Lines of data:
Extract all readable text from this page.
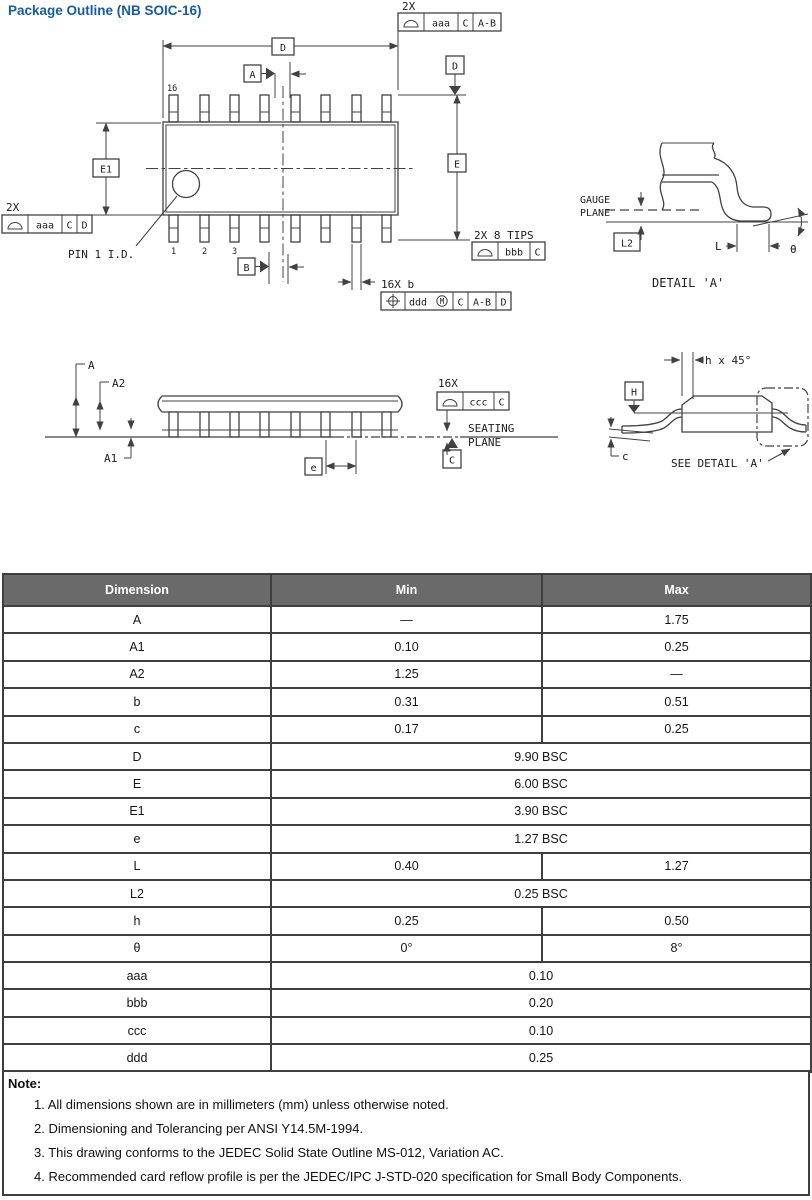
Package Outline (NB SOIC-16)
16
1	2	3
D
A
B
2X
aaa C A-B
2X
aaa C D
E1
PIN 1 I.D.
D
E
2X 8 TIPS
bbb C
16X b
ddd M C A-B D
GAUGE
PLANE
L2	L	θ
DETAIL 'A'
A
A2
A1
e
16X
ccc C
SEATING
PLANE
C
h x 45°
H
c
SEE DETAIL 'A'
Dimension	Min	Max
A	—	1.75
A1	0.10	0.25
A2	1.25	—
b	0.31	0.51
c	0.17	0.25
D	9.90 BSC	
E	6.00 BSC	
E1	3.90 BSC	
e	1.27 BSC	
L	0.40	1.27
L2	0.25 BSC	
h	0.25	0.50
θ	0°	8°
aaa	0.10	
bbb	0.20	
ccc	0.10	
ddd	0.25	
Note:
1. All dimensions shown are in millimeters (mm) unless otherwise noted.
2. Dimensioning and Tolerancing per ANSI Y14.5M-1994.
3. This drawing conforms to the JEDEC Solid State Outline MS-012, Variation AC.
4. Recommended card reflow profile is per the JEDEC/IPC J-STD-020 specification for Small Body Components.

Work to do ▸ Except for the pictures, copy every line of the records above exactly.

Finished answer ▸
Extract all readable text from this page.
Package Outline (NB SOIC-16)
16
1	2	3
D
A
B
2X
aaa C A-B
2X
aaa C D
E1
PIN 1 I.D.
D
E
2X 8 TIPS
bbb C
16X b
ddd M C A-B D
GAUGE
PLANE
L2	L	θ
DETAIL 'A'
A
A2
A1
e
16X
ccc C
SEATING
PLANE
C
h x 45°
H
c
SEE DETAIL 'A'
Dimension	Min	Max
A	—	1.75
A1	0.10	0.25
A2	1.25	—
b	0.31	0.51
c	0.17	0.25
D	9.90 BSC	
E	6.00 BSC	
E1	3.90 BSC	
e	1.27 BSC	
L	0.40	1.27
L2	0.25 BSC	
h	0.25	0.50
θ	0°	8°
aaa	0.10	
bbb	0.20	
ccc	0.10	
ddd	0.25	
Note:
1. All dimensions shown are in millimeters (mm) unless otherwise noted.
2. Dimensioning and Tolerancing per ANSI Y14.5M-1994.
3. This drawing conforms to the JEDEC Solid State Outline MS-012, Variation AC.
4. Recommended card reflow profile is per the JEDEC/IPC J-STD-020 specification for Small Body Components.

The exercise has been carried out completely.